TEXT SEGMENT START
Let’s take this a step further. Even the simplest type of opportunistic tool use, such as using a stone to crack open a coconut, involves an action—in this case, cracking (the verb)—performed by the right hand of the tool user (the subject) on the object held passively by the left hand (the object). If this basic sequence were already embedded in the neural circuitry for manual actions, it’s easy to see how it might have set the stage for the subject-verb-object sequence that is an important aspect of natural language.
In the next stage of hominin evolution, two amazing new abilities emerged that were destined to transform the course of human evolution. First was the ability to find, shape, and store a tool for future use, leading to our sense of planning and anticipation. Second—and especially important for subsequent language origin—was use of the subassembly technique in tool manufacture. Taking an axe head and hafting (tying) it to a long wooden handle to create a composite tool is one example. Another is hafting a small knife at an angle to a small pole and then tying this assembly to another pole to lengthen it so that fruits can be reached and yanked off trees. The wielding of a composite structure bears a tantalizing resemblance to the embedding of, say, a noun phrase within a longer sentence. I suggest that this isn’t just a superficial analogy. It’s entirely possible that the brain mechanism that implemented the hierarchical subassembly strategy in tool use became coopted for a totally novel function, the syntactic tree structure.
But if the tool-use subassembly mechanism were borrowed for aspects of syntax, then wouldn’t the tool-use skills deteriorate correspondingly as syntax evolved, given limited neural space in the brain? Not necessarily. A frequent occurrence in evolution is the duplication of preexisting body parts brought about by actual gene duplication. Just think of multisegmented worms, whose bodies are composed of repeating, semi-independent body sections, a bit like a chain of railroad cars. When such duplicated structures are harmless and not metabolically costly, they can endure many generations. And they can, under the right circumstances, provide the perfect opportunity for that duplicate structure to become specialized for a different function. This sort of thing has happened repeatedly in the evolution of the rest of the body, but its role in the evolution of brain mechanisms is not widely appreciated by psychologists. I suggest that an area very close to what we now call Broca’s area originally evolved in tandem with the IPL (especially the supramarginal portion) for the multimodal and hierarchical subassembly routines of tool use. There was a subsequent duplication of this ancestral area, and one of the two new subareas became further specialized for syntactic structure that is divorced from actual manipulation of physical objects in the world—in other words, it became Broca’s area. Add to this cocktail the influence of semantics, imported from Wernicke’s area, and aspects of abstraction from the angular gyrus, and you have a potent mix ready for the explosive development of full-fledged language. Not coincidentally, perhaps, these are the very areas in which mirror neurons abound.
TEXT SEGMENT END
TASK LIST:
**A.** Print the passage on tool use and language between "Let’s take this" and "of natural language.", inclusive, with no changes.
**B.** According to the passage on tool use and language, which area supplied the influence of semantics?
The records have nothing to do with these tasks.
MATERIAL SUPPLIED START
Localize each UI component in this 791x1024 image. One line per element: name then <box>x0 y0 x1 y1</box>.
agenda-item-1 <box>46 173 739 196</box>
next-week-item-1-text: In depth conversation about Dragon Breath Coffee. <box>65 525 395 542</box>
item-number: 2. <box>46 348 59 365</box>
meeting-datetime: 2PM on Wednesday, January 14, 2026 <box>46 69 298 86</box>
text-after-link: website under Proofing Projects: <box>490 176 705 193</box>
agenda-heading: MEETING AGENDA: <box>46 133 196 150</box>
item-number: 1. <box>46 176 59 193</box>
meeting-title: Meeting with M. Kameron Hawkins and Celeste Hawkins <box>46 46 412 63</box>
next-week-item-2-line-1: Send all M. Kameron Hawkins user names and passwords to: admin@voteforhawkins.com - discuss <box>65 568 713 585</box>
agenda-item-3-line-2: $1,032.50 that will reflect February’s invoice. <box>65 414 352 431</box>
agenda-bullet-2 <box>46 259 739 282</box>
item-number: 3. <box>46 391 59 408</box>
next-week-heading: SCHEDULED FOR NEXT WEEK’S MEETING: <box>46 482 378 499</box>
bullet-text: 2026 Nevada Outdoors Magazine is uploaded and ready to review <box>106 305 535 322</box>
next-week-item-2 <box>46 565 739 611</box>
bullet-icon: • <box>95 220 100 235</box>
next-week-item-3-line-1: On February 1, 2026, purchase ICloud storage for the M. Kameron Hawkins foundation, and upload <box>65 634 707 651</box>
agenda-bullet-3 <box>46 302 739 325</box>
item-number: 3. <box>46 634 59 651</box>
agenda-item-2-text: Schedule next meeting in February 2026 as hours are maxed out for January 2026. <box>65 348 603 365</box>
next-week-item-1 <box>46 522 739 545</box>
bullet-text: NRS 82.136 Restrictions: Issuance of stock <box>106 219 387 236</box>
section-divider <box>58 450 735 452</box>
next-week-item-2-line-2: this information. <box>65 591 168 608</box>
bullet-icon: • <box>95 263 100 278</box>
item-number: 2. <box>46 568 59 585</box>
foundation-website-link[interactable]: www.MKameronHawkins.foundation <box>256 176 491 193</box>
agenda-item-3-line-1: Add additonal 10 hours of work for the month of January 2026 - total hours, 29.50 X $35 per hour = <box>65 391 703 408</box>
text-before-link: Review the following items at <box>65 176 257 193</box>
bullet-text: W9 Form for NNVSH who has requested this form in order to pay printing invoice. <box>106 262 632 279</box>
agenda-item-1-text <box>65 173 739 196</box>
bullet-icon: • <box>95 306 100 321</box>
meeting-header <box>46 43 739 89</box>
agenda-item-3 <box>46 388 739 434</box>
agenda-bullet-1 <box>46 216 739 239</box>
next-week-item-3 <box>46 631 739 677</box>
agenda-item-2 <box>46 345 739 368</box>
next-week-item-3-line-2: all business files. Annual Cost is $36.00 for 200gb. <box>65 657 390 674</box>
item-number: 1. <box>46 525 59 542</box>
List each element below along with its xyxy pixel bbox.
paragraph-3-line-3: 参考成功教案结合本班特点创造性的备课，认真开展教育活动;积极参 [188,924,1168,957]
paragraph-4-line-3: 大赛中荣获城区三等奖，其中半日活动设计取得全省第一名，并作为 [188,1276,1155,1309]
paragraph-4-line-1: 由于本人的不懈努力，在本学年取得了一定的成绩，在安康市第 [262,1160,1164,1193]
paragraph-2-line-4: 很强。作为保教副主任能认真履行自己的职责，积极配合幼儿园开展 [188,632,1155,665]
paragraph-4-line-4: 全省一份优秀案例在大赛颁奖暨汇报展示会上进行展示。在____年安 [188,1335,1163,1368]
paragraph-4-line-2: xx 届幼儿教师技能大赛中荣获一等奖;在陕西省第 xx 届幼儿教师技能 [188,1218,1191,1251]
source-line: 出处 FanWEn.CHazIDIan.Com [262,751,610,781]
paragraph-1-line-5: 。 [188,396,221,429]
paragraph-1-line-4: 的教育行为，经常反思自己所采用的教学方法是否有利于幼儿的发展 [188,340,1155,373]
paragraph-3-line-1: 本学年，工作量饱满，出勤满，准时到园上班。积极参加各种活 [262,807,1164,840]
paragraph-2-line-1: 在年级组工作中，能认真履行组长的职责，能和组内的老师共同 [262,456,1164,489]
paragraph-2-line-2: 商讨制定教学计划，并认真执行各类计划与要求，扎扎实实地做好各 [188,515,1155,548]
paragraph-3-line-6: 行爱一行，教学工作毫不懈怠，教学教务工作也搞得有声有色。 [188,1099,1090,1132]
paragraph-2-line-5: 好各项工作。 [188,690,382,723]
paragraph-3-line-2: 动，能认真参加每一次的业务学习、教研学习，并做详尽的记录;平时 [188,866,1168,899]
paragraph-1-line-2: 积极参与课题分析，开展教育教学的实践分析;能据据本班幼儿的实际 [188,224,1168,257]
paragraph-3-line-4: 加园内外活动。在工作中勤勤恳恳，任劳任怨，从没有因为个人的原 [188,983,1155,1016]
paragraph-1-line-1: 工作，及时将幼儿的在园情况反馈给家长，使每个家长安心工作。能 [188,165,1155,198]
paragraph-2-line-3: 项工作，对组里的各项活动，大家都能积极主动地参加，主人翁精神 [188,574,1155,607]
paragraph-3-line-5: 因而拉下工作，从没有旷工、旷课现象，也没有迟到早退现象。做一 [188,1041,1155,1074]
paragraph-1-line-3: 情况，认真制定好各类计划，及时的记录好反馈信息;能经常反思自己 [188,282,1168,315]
MATERIAL SUPPLIED END
ANSWERS TO THE EXERCISE:
**A.**
Let’s take this a step further. Even the simplest type of opportunistic tool use, such as using a stone to crack open a coconut, involves an action—in this case, cracking (the verb)—performed by the right hand of the tool user (the subject) on the object held passively by the left hand (the object). If this basic sequence were already embedded in the neural circuitry for manual actions, it’s easy to see how it might have set the stage for the subject-verb-object sequence that is an important aspect of natural language.

**B.** Wernicke's area.